● Your objective: Work through the data below line by line and say how many lines hold "dinero"; give only the number.

● Data excerpts:
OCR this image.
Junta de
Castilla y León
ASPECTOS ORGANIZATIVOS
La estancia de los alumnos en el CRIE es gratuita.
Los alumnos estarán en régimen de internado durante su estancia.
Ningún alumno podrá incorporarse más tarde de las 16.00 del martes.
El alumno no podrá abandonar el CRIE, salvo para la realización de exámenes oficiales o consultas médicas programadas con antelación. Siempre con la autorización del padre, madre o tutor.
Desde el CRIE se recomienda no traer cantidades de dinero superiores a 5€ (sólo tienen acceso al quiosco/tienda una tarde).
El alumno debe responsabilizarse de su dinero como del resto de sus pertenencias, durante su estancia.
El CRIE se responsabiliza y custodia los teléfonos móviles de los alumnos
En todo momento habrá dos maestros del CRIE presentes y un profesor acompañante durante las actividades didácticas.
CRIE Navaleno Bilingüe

● Reply to the exercise: 2